§ Job: Copy out the listing that follows, exactly, without its pictures.
::: Entries supplied :::
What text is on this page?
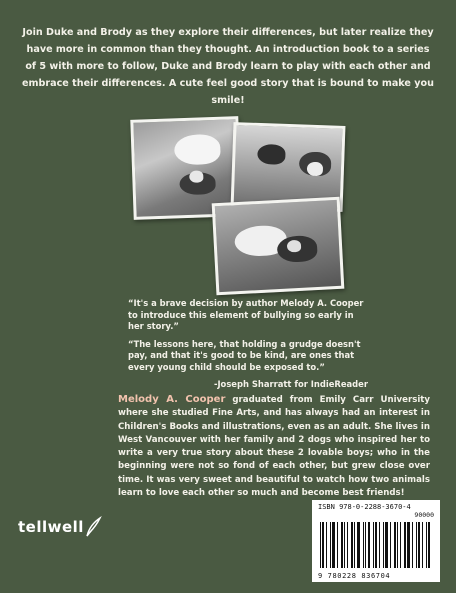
Join Duke and Brody as they explore their differences, but later realize they have more in common than they thought. An introduction book to a series of 5 with more to follow, Duke and Brody learn to play with each other and embrace their differences. A cute feel good story that is bound to make you smile!

“It's a brave decision by author Melody A. Cooper to introduce this element of bullying so early in her story.”

“The lessons here, that holding a grudge doesn't pay, and that it's good to be kind, are ones that every young child should be exposed to.”

-Joseph Sharratt for IndieReader
Melody A. Cooper graduated from Emily Carr University where she studied Fine Arts, and has always had an interest in Children's Books and illustrations, even as an adult. She lives in West Vancouver with her family and 2 dogs who inspired her to write a very true story about these 2 lovable boys; who in the beginning were not so fond of each other, but grew close over time. It was very sweet and beautiful to watch how two animals learn to love each other so much and become best friends!
tellwell
ISBN 978-0-2288-3670-4
90000
9 780228 836704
:::
§ Exercise result:
What text is on this page?
Join Duke and Brody as they explore their differences, but later realize they have more in common than they thought. An introduction book to a series of 5 with more to follow, Duke and Brody learn to play with each other and embrace their differences. A cute feel good story that is bound to make you smile!

“It's a brave decision by author Melody A. Cooper to introduce this element of bullying so early in her story.”

“The lessons here, that holding a grudge doesn't pay, and that it's good to be kind, are ones that every young child should be exposed to.”

-Joseph Sharratt for IndieReader
Melody A. Cooper graduated from Emily Carr University where she studied Fine Arts, and has always had an interest in Children's Books and illustrations, even as an adult. She lives in West Vancouver with her family and 2 dogs who inspired her to write a very true story about these 2 lovable boys; who in the beginning were not so fond of each other, but grew close over time. It was very sweet and beautiful to watch how two animals learn to love each other so much and become best friends!
tellwell
ISBN 978-0-2288-3670-4
90000
9 780228 836704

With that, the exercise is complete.